SHORT TASK: Write out the records again, exactly, leaving none out.
[start MATERIAL FOR THE TASK]
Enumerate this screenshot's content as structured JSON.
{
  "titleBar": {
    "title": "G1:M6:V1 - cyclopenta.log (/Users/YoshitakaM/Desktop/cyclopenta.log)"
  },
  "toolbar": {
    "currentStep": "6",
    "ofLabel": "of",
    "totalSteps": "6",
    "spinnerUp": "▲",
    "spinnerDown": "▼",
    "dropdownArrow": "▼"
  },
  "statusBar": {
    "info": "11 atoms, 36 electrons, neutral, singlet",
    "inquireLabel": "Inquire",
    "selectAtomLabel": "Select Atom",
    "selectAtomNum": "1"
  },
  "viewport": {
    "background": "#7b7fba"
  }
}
[end MATERIAL FOR THE TASK]
OUTPUT FOR THIS TASK:
Enumerate this screenshot's content as structured JSON.
{
  "titleBar": {
    "title": "G1:M6:V1 - cyclopenta.log (/Users/YoshitakaM/Desktop/cyclopenta.log)"
  },
  "toolbar": {
    "currentStep": "6",
    "ofLabel": "of",
    "totalSteps": "6",
    "spinnerUp": "▲",
    "spinnerDown": "▼",
    "dropdownArrow": "▼"
  },
  "statusBar": {
    "info": "11 atoms, 36 electrons, neutral, singlet",
    "inquireLabel": "Inquire",
    "selectAtomLabel": "Select Atom",
    "selectAtomNum": "1"
  },
  "viewport": {
    "background": "#7b7fba"
  }
}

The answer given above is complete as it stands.